• _QUESTIONS TO ANSWER_
a - From the post on Iraqi nationality cards, reproduce word for word the passage that opens at the words "Every Thursday there" and stops after "Afar and Shingal.".
b - Answer these questions from the post on Iraqi nationality cards:
(i) How many jensias has Mahama personally approved?
(ii) In 2017, how many jensia application forms were handed out free every Sunday?
(iii) What does a passport cost, and what does that amount cover?

• _TEXT SECTION_

○ ○ ○ ○

Fighting Corruption for Iraqi Nationality Cards (JENSIAS)
It took one year to get jensias for survivors of the Barakat Mahmoud family from Tal Ezeer
posted onAugust 19, 2018
noyorum

 

 

I had a good phone conversation today with Mahama al-Shingali, the former mayor of Shingal city.  Mahama is  now head of immigration issues for Nineveh which includes Mosul, Tal Afar, Shingal, and Rabia.  He is often in Duhok managing the work for jensias in the IDPs camps.  He has made some improvements to speed up the process for getting jensIas (national ID cards). 

Ezidi survivor being fingerprinted for her jensia

 

 

Survivors who returned from ISIS were promised by the government to get their IDs and passports within two weeks.  It took one year to get the jensias of the family of survivors of Barakhat Mahmoud Khero.  

 

Every Thursday there is a traveling team that goes to the Ezidi IDP camps to take jensIa applications and give them their jensIas.  You can go to the camp manager's office to find out about this.   If you need a jensea and miss the visiting team in your camp on Thursday, you can contact Amy L Beam.  I will present a list of names to Mahama who will write a letter instructing the jensia office to issue your jensia.  This is good news. 

 

Of course, you have to have your hawea and other supporting documents such as your father's jensia and green card.  If you have a problem with getting these documents, let us help you.

 

Mahama has also met in Baghdad with the head of immigration in the Ministry of Interior.  Another person, Ali Hadi, has been assigned to take jensIa applications for the west side of Mosul, Tal Afar and Shingal. 

 

I have been working on the jensia issue and fighting the corruption involved in getting jenseas for 1.5 years.  Earlier in the year, I submitted a 6-page report to a Mosul Council member who shared it.  It detailed how the corruption works and recommended solutions.  One recommendation was to make jensia application forms freely available in the camps so that the forms cannot be sold..  In 2017, an average of 500 persons showed up daily to apply.  Only 200 application forms were distributed for free every Sunday.  Many weeks there were no forms.  The illegal price to buy a form dropped from 50,000 Dinar ($45 dollars) to 15,000 Dinar.

 

People push to get up to one window for jensia application, Shekhan 2017

 

Mahama has personally approved 143,000 jensias, but has pushed Baghdad for more staff because there are 600,000 people from Shingal and in IDP camps who need their IDs.

 

Mahama promises that anyone who is involved in corruption with jensias or passports will be put into court.  I will also do this.  This includes the Ezidis inside the camps, the drivers, and the staff persons inside the jensia office who have been taking bribes to give jensias. This corruption has prevented others from getting their jensias. 

 

 

Mahama al-Shingali and Amy L Beam

 

It is time for Ezidis themselves to stop participating in this corruption which is hurting other Ezidis.  This also includes NGOs who find it easier to pay a bribe rather than fight the bureaucracy.  This practice of paying the bribes only makes corruption worse.

 

There is also a jensia office in Mosul and a new passport office in Mosul that opened 20 days ago. 

 

Please do not pay the reported $200 bribe for getting a passport.  The passport costs 38,000 dinar for government fee, file, and photo. 

 

In Mosul the wait for passports is not long, according to Mahama.  We promise to go after anyone involved in corruption in any camp or inside the passport office in Duhok.  Mahama hopes soon another passport office will open in Duhok or more staff will be assigned. 

 

I have visited Mosul a number of times in the last few months and driven in all parts of it.  It remains devastated with concrete rubble and bombed out buildings everywhere.  There is a lot of traffic.  It can take 30 minutes to drive through the streets coming from Duhok and then get on the road to Shingal. 

 

Mosul is not scary and there are many Iraqi Army and Iraqi Police checkpoints.  The taxi garage in Mosul is busy and functioning normally.  Ezidis should not be scared away from going to Mosul or transferring at the taxi garage.

○ ○ ○ ○

• _PROVIDED DATA_
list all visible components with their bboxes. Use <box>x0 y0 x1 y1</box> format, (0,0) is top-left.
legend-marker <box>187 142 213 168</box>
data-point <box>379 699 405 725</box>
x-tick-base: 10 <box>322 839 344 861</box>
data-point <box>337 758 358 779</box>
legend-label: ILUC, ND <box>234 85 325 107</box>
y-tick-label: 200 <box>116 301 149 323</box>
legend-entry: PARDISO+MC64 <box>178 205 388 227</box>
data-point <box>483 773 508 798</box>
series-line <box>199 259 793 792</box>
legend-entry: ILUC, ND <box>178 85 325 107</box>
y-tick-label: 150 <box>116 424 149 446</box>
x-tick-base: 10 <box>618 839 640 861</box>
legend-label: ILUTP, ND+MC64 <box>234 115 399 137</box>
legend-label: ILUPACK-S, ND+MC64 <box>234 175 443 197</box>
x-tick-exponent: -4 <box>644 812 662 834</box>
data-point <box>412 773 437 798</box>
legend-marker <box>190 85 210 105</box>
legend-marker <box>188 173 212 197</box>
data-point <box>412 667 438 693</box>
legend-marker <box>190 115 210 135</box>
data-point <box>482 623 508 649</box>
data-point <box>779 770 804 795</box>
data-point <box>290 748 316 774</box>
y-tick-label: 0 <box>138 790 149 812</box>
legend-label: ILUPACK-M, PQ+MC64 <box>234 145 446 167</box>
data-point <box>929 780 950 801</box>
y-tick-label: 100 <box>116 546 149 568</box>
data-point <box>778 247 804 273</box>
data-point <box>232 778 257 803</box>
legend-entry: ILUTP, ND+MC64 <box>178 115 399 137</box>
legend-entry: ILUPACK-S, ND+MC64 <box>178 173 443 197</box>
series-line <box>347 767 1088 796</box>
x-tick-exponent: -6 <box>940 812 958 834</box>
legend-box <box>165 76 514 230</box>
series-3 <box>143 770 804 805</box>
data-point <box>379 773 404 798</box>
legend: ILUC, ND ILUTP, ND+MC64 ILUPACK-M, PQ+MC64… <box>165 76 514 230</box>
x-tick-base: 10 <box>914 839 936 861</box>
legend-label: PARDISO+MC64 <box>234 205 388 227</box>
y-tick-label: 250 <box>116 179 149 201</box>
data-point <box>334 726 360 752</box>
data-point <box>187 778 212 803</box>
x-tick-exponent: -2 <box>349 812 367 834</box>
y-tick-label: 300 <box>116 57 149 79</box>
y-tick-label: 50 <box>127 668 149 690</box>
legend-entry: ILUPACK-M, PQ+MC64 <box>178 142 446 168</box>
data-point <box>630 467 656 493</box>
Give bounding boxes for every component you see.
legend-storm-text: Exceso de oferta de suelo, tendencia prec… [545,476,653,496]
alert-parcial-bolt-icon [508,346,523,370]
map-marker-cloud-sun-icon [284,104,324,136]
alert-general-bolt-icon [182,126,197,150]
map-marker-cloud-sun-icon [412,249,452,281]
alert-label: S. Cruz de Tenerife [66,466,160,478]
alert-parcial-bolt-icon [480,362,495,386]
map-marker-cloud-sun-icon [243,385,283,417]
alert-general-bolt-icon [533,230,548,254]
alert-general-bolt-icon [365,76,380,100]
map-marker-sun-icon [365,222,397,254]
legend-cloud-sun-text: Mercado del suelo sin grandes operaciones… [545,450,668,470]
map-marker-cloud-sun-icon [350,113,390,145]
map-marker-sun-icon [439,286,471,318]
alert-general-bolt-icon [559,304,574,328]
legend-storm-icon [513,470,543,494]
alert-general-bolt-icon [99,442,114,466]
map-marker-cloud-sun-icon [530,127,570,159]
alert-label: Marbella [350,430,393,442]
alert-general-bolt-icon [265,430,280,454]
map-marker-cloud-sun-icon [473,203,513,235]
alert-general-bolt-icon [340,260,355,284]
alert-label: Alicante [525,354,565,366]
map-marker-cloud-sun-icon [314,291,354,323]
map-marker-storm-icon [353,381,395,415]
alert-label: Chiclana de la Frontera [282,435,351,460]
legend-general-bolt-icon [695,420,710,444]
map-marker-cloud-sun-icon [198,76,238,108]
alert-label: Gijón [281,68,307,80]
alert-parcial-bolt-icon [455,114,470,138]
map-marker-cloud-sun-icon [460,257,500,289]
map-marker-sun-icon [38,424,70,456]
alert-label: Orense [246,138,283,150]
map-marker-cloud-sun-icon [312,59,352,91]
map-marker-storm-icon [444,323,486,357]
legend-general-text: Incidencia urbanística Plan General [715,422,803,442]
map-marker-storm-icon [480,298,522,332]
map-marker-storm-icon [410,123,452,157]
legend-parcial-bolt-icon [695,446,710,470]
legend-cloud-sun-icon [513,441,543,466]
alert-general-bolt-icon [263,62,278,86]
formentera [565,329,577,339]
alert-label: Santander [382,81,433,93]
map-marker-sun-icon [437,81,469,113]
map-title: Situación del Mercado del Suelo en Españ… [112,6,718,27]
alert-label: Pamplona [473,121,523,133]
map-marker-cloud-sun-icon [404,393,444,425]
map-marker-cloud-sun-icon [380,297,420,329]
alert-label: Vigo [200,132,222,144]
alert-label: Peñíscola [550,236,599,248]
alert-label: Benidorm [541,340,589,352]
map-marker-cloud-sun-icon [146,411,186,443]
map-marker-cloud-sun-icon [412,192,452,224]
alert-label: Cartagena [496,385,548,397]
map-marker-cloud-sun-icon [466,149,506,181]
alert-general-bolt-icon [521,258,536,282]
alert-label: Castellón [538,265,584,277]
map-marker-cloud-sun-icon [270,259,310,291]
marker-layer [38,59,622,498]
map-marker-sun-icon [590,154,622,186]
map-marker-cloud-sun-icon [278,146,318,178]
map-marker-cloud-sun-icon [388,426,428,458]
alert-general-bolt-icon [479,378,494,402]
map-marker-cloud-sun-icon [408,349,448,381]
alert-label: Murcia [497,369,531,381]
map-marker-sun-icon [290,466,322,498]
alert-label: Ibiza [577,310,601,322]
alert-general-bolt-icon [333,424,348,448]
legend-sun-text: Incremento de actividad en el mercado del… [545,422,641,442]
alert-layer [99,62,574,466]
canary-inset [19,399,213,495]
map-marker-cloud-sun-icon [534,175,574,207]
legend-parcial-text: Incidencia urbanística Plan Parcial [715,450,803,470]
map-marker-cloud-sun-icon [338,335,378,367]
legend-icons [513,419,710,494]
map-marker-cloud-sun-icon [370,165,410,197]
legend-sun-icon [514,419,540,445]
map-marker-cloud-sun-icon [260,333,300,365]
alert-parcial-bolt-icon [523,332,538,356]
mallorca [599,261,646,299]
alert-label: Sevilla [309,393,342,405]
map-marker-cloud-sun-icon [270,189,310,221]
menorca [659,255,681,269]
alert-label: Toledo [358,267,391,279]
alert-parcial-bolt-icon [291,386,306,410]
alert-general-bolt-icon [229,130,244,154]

○ ○ ○ ○

• _ANSWERS PER TASK_
a -
Every Thursday there is a traveling team that goes to the Ezidi IDP camps to take jensIa applications and give them their jensIas.  You can go to the camp manager's office to find out about this.   If you need a jensea and miss the visiting team in your camp on Thursday, you can contact Amy L Beam.  I will present a list of names to Mahama who will write a letter instructing the jensia office to issue your jensia.  This is good news. 

 

Of course, you have to have your hawea and other supporting documents such as your father's jensia and green card.  If you have a problem with getting these documents, let us help you.

 

Mahama has also met in Baghdad with the head of immigration in the Ministry of Interior.  Another person, Ali Hadi, has been assigned to take jensIa applications for the west side of Mosul, Tal Afar and Shingal.

b -
(i) 143,000.
(ii) 200.
(iii) 38,000 dinar, covering the government fee, file, and photo.